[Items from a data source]
::::

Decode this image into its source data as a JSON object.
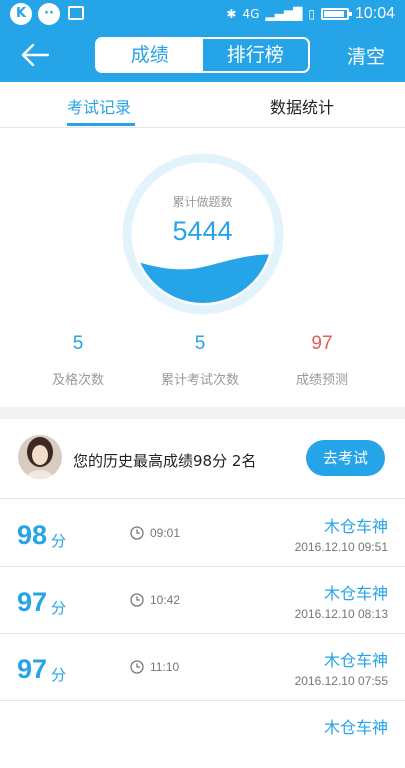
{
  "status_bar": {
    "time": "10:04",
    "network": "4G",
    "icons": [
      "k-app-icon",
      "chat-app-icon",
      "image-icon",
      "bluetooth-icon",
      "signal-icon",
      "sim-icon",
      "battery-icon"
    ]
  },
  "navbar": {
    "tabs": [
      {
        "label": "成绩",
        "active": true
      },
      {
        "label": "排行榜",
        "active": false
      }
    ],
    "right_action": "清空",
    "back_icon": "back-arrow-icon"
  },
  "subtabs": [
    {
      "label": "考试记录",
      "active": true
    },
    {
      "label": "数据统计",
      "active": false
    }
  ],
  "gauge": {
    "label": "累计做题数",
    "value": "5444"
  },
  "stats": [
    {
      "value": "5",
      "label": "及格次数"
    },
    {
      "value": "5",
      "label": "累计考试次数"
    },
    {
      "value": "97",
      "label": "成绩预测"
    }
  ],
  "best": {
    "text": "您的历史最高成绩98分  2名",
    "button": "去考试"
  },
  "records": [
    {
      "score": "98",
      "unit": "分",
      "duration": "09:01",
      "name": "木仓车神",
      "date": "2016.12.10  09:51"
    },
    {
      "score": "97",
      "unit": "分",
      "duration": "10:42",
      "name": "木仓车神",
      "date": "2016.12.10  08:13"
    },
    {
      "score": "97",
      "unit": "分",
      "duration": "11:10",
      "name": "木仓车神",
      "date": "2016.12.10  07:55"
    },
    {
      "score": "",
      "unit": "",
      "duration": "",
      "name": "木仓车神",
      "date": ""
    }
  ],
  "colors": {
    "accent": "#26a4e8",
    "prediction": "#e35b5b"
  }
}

::::

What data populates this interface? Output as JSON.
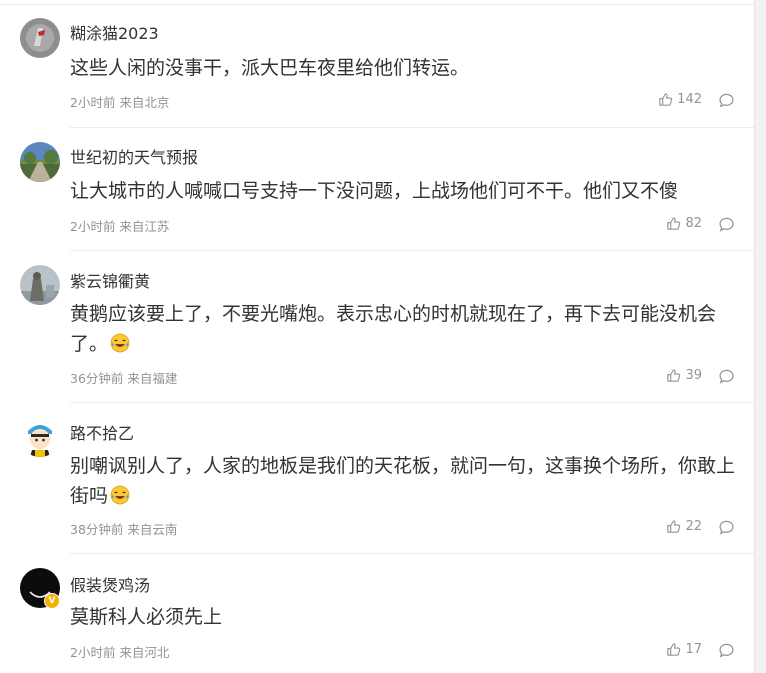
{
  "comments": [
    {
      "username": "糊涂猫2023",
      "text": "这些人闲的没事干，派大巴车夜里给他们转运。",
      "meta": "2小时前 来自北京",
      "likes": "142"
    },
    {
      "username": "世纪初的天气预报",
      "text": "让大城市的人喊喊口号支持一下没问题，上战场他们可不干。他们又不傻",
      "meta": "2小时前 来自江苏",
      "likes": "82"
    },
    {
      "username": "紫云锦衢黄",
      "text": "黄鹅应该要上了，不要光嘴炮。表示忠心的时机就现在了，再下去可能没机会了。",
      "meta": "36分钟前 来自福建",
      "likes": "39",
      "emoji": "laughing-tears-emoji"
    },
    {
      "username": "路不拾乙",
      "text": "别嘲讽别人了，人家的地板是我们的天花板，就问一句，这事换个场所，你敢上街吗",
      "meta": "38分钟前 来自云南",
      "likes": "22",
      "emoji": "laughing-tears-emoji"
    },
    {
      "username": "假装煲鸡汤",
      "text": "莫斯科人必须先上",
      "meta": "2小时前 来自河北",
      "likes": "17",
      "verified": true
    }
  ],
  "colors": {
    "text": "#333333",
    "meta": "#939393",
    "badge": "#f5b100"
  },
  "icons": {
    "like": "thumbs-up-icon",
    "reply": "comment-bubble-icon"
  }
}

::::

* PROBLEM: List the lines of the records where "label" occurs.

* REPLY TO THE TASK:
        "label": "成绩",
        "label": "排行榜",
      "label": "考试记录",
      "label": "数据统计",
    "label": "累计做题数",
      "label": "及格次数"
      "label": "累计考试次数"
      "label": "成绩预测"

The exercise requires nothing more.